### Aim of the exercise
The records below need retyping in full; give them again exactly.

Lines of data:
■ ■ ■ ■ ■ ■ ■
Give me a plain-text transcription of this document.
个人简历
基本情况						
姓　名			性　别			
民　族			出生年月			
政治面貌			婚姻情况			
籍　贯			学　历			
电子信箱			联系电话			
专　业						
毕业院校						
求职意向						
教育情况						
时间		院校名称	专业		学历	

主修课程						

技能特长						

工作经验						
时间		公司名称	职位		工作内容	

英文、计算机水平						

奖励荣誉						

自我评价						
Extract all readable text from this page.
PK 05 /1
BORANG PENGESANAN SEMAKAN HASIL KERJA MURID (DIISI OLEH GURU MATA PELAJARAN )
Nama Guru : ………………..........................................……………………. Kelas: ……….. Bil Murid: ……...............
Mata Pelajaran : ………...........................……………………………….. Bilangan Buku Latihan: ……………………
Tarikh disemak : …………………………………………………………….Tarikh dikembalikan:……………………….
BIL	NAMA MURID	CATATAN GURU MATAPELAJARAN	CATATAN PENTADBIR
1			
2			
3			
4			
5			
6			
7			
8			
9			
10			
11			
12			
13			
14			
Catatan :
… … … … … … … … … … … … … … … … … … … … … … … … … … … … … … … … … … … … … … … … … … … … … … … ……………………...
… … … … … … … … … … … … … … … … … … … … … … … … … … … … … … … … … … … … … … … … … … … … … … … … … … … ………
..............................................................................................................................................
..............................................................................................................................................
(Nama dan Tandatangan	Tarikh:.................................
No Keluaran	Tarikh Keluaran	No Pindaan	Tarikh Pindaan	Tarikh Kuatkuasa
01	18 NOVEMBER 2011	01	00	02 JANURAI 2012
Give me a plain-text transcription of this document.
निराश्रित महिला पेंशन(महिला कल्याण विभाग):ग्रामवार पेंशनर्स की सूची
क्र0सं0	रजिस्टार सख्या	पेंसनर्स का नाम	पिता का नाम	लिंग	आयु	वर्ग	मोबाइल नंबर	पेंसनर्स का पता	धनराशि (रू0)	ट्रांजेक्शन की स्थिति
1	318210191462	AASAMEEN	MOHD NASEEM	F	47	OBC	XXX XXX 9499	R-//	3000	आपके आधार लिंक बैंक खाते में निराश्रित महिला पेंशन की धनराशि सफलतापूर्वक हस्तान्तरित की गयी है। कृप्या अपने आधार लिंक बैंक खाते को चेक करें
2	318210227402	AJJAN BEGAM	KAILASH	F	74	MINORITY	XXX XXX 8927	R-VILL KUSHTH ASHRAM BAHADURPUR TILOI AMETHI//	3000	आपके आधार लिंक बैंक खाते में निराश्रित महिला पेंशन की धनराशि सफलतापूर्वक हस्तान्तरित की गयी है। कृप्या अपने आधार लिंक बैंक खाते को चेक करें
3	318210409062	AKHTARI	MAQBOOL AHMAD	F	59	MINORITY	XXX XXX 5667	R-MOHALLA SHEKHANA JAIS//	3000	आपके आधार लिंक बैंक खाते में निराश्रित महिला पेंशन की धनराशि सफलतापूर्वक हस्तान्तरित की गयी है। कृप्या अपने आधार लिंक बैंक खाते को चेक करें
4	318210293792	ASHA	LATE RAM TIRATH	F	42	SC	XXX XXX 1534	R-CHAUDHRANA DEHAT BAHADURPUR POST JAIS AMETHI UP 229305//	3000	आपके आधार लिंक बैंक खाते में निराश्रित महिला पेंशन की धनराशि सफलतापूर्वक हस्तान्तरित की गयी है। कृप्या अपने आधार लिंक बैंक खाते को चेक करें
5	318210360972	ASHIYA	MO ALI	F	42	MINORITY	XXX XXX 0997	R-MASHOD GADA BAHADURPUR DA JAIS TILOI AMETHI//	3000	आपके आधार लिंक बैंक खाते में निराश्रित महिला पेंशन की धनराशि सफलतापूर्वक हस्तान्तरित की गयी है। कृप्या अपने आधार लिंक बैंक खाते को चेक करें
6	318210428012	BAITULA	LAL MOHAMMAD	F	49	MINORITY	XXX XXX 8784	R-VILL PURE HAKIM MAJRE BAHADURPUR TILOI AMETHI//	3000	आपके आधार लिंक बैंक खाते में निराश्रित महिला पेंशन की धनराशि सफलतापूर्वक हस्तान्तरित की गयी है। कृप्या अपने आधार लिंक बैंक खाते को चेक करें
■ ■ ■ ■ ■ ■ ■
### Response to the task
Give me a plain-text transcription of this document.
个人简历
基本情况						
姓　名			性　别			
民　族			出生年月			
政治面貌			婚姻情况			
籍　贯			学　历			
电子信箱			联系电话			
专　业						
毕业院校						
求职意向						
教育情况						
时间		院校名称	专业		学历	

主修课程						

技能特长						

工作经验						
时间		公司名称	职位		工作内容	

英文、计算机水平						

奖励荣誉						

自我评价						
Extract all readable text from this page.
PK 05 /1
BORANG PENGESANAN SEMAKAN HASIL KERJA MURID (DIISI OLEH GURU MATA PELAJARAN )
Nama Guru : ………………..........................................……………………. Kelas: ……….. Bil Murid: ……...............
Mata Pelajaran : ………...........................……………………………….. Bilangan Buku Latihan: ……………………
Tarikh disemak : …………………………………………………………….Tarikh dikembalikan:……………………….
BIL	NAMA MURID	CATATAN GURU MATAPELAJARAN	CATATAN PENTADBIR
1			
2			
3			
4			
5			
6			
7			
8			
9			
10			
11			
12			
13			
14			
Catatan :
… … … … … … … … … … … … … … … … … … … … … … … … … … … … … … … … … … … … … … … … … … … … … … … ……………………...
… … … … … … … … … … … … … … … … … … … … … … … … … … … … … … … … … … … … … … … … … … … … … … … … … … … ………
..............................................................................................................................................
..............................................................................................................................................
(Nama dan Tandatangan	Tarikh:.................................
No Keluaran	Tarikh Keluaran	No Pindaan	Tarikh Pindaan	Tarikh Kuatkuasa
01	18 NOVEMBER 2011	01	00	02 JANURAI 2012
Give me a plain-text transcription of this document.
निराश्रित महिला पेंशन(महिला कल्याण विभाग):ग्रामवार पेंशनर्स की सूची
क्र0सं0	रजिस्टार सख्या	पेंसनर्स का नाम	पिता का नाम	लिंग	आयु	वर्ग	मोबाइल नंबर	पेंसनर्स का पता	धनराशि (रू0)	ट्रांजेक्शन की स्थिति
1	318210191462	AASAMEEN	MOHD NASEEM	F	47	OBC	XXX XXX 9499	R-//	3000	आपके आधार लिंक बैंक खाते में निराश्रित महिला पेंशन की धनराशि सफलतापूर्वक हस्तान्तरित की गयी है। कृप्या अपने आधार लिंक बैंक खाते को चेक करें
2	318210227402	AJJAN BEGAM	KAILASH	F	74	MINORITY	XXX XXX 8927	R-VILL KUSHTH ASHRAM BAHADURPUR TILOI AMETHI//	3000	आपके आधार लिंक बैंक खाते में निराश्रित महिला पेंशन की धनराशि सफलतापूर्वक हस्तान्तरित की गयी है। कृप्या अपने आधार लिंक बैंक खाते को चेक करें
3	318210409062	AKHTARI	MAQBOOL AHMAD	F	59	MINORITY	XXX XXX 5667	R-MOHALLA SHEKHANA JAIS//	3000	आपके आधार लिंक बैंक खाते में निराश्रित महिला पेंशन की धनराशि सफलतापूर्वक हस्तान्तरित की गयी है। कृप्या अपने आधार लिंक बैंक खाते को चेक करें
4	318210293792	ASHA	LATE RAM TIRATH	F	42	SC	XXX XXX 1534	R-CHAUDHRANA DEHAT BAHADURPUR POST JAIS AMETHI UP 229305//	3000	आपके आधार लिंक बैंक खाते में निराश्रित महिला पेंशन की धनराशि सफलतापूर्वक हस्तान्तरित की गयी है। कृप्या अपने आधार लिंक बैंक खाते को चेक करें
5	318210360972	ASHIYA	MO ALI	F	42	MINORITY	XXX XXX 0997	R-MASHOD GADA BAHADURPUR DA JAIS TILOI AMETHI//	3000	आपके आधार लिंक बैंक खाते में निराश्रित महिला पेंशन की धनराशि सफलतापूर्वक हस्तान्तरित की गयी है। कृप्या अपने आधार लिंक बैंक खाते को चेक करें
6	318210428012	BAITULA	LAL MOHAMMAD	F	49	MINORITY	XXX XXX 8784	R-VILL PURE HAKIM MAJRE BAHADURPUR TILOI AMETHI//	3000	आपके आधार लिंक बैंक खाते में निराश्रित महिला पेंशन की धनराशि सफलतापूर्वक हस्तान्तरित की गयी है। कृप्या अपने आधार लिंक बैंक खाते को चेक करें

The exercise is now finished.